Copy out exactly the lines running from the one with "Output the text content of this document." through the final line, both ends included, and nothing else. Pictures stay out of the copy.

## Information supplied
━━━━━━━━━━━━━━━━
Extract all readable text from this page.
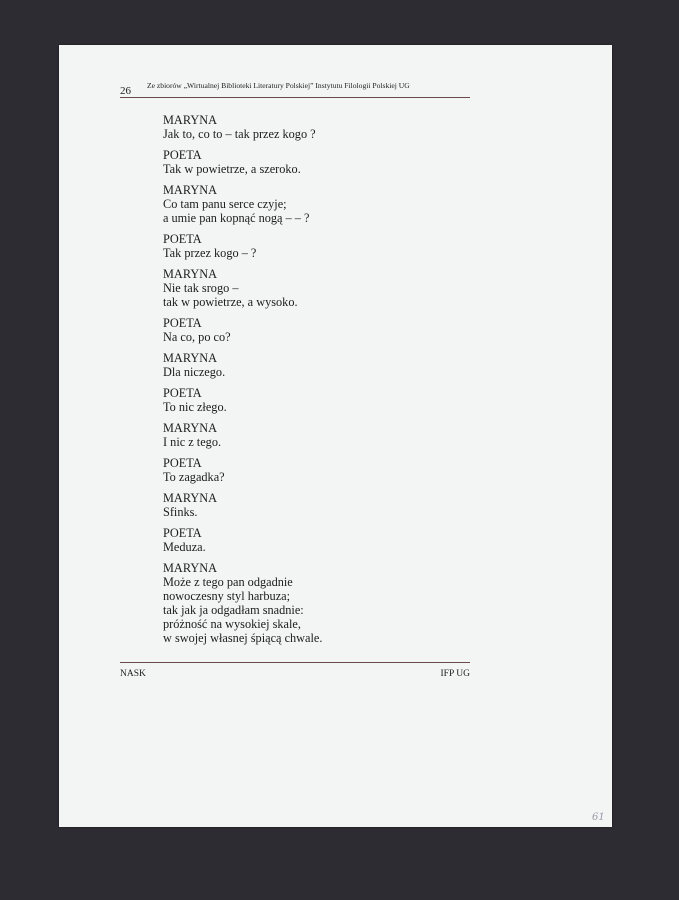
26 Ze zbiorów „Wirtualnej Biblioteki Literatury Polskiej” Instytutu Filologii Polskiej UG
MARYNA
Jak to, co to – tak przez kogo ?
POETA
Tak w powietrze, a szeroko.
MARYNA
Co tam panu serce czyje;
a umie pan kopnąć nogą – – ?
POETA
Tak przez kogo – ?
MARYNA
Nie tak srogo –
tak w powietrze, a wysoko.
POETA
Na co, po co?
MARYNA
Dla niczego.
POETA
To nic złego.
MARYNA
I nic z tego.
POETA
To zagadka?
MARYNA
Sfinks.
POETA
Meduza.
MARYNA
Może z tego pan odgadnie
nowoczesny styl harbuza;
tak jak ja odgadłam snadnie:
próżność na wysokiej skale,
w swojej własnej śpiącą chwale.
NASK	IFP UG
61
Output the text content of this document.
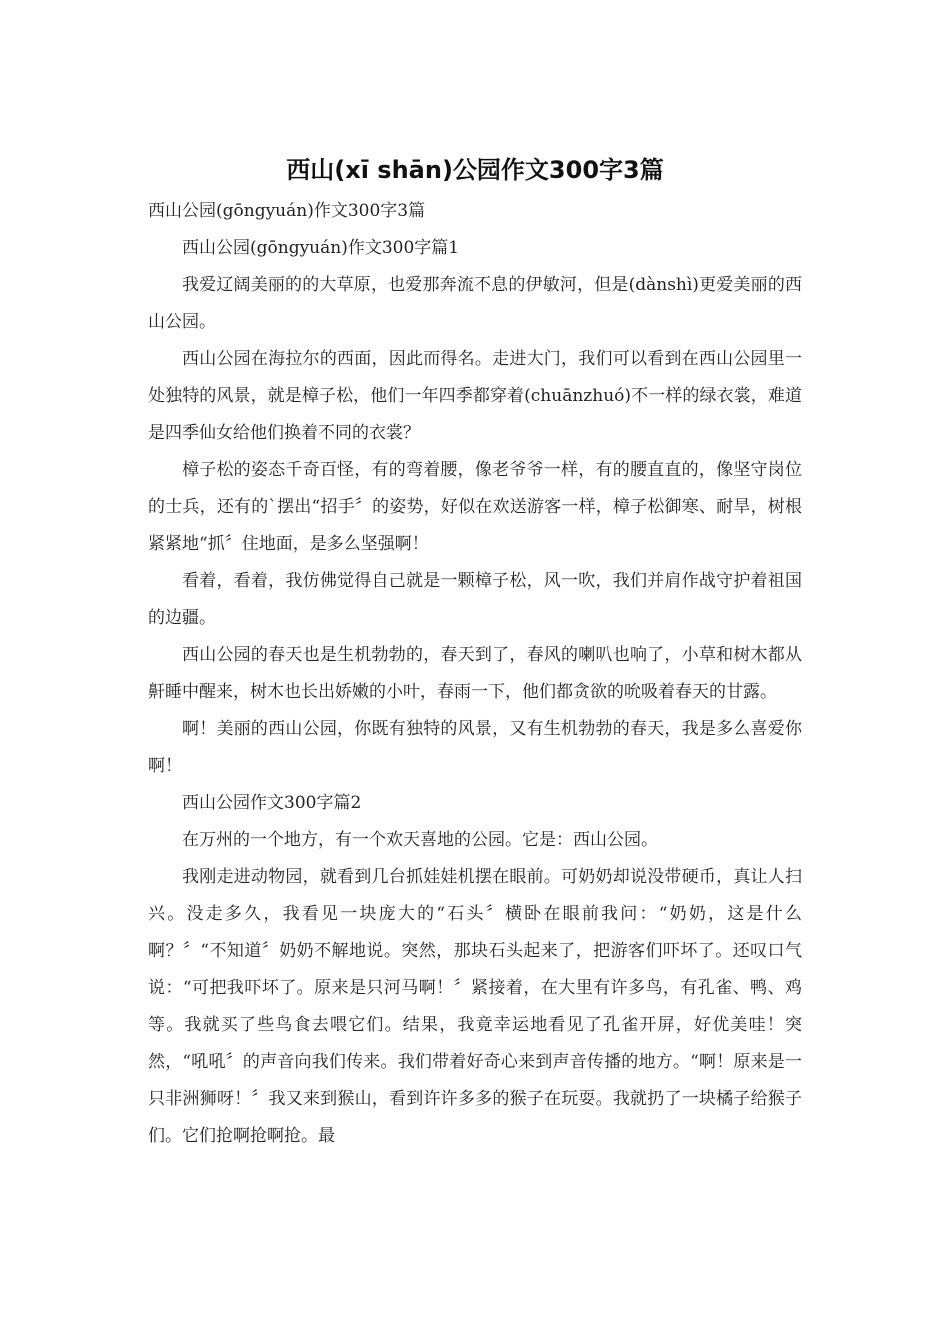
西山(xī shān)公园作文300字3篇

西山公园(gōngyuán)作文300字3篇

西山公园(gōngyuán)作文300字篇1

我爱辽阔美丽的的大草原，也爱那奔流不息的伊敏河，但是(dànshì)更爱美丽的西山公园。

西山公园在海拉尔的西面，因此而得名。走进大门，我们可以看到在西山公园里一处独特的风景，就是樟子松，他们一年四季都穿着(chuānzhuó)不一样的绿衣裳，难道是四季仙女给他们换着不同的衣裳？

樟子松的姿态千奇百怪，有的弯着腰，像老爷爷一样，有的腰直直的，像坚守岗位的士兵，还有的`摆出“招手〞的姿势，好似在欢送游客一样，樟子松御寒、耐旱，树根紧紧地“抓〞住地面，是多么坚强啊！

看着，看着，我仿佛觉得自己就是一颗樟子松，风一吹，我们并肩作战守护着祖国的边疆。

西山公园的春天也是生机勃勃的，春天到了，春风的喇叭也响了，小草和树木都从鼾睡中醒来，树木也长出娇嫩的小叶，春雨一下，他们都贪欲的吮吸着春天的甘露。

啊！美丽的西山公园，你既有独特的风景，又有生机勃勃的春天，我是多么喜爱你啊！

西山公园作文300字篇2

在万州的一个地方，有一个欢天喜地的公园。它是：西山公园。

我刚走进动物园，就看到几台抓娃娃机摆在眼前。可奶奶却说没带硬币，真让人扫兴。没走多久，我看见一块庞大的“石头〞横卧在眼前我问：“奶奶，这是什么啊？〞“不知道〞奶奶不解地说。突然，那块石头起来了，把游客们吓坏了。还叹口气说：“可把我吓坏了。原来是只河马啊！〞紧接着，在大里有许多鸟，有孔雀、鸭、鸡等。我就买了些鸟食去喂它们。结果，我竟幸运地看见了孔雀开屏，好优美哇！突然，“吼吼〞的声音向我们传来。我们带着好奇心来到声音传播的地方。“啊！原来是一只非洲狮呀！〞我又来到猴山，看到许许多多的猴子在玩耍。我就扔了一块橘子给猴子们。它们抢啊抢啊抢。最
━━━━━━━━━━━━━━━━
## Output
Output the text content of this document.
西山(xī shān)公园作文300字3篇

西山公园(gōngyuán)作文300字3篇

西山公园(gōngyuán)作文300字篇1

我爱辽阔美丽的的大草原，也爱那奔流不息的伊敏河，但是(dànshì)更爱美丽的西山公园。

西山公园在海拉尔的西面，因此而得名。走进大门，我们可以看到在西山公园里一处独特的风景，就是樟子松，他们一年四季都穿着(chuānzhuó)不一样的绿衣裳，难道是四季仙女给他们换着不同的衣裳？

樟子松的姿态千奇百怪，有的弯着腰，像老爷爷一样，有的腰直直的，像坚守岗位的士兵，还有的`摆出“招手〞的姿势，好似在欢送游客一样，樟子松御寒、耐旱，树根紧紧地“抓〞住地面，是多么坚强啊！

看着，看着，我仿佛觉得自己就是一颗樟子松，风一吹，我们并肩作战守护着祖国的边疆。

西山公园的春天也是生机勃勃的，春天到了，春风的喇叭也响了，小草和树木都从鼾睡中醒来，树木也长出娇嫩的小叶，春雨一下，他们都贪欲的吮吸着春天的甘露。

啊！美丽的西山公园，你既有独特的风景，又有生机勃勃的春天，我是多么喜爱你啊！

西山公园作文300字篇2

在万州的一个地方，有一个欢天喜地的公园。它是：西山公园。

我刚走进动物园，就看到几台抓娃娃机摆在眼前。可奶奶却说没带硬币，真让人扫兴。没走多久，我看见一块庞大的“石头〞横卧在眼前我问：“奶奶，这是什么啊？〞“不知道〞奶奶不解地说。突然，那块石头起来了，把游客们吓坏了。还叹口气说：“可把我吓坏了。原来是只河马啊！〞紧接着，在大里有许多鸟，有孔雀、鸭、鸡等。我就买了些鸟食去喂它们。结果，我竟幸运地看见了孔雀开屏，好优美哇！突然，“吼吼〞的声音向我们传来。我们带着好奇心来到声音传播的地方。“啊！原来是一只非洲狮呀！〞我又来到猴山，看到许许多多的猴子在玩耍。我就扔了一块橘子给猴子们。它们抢啊抢啊抢。最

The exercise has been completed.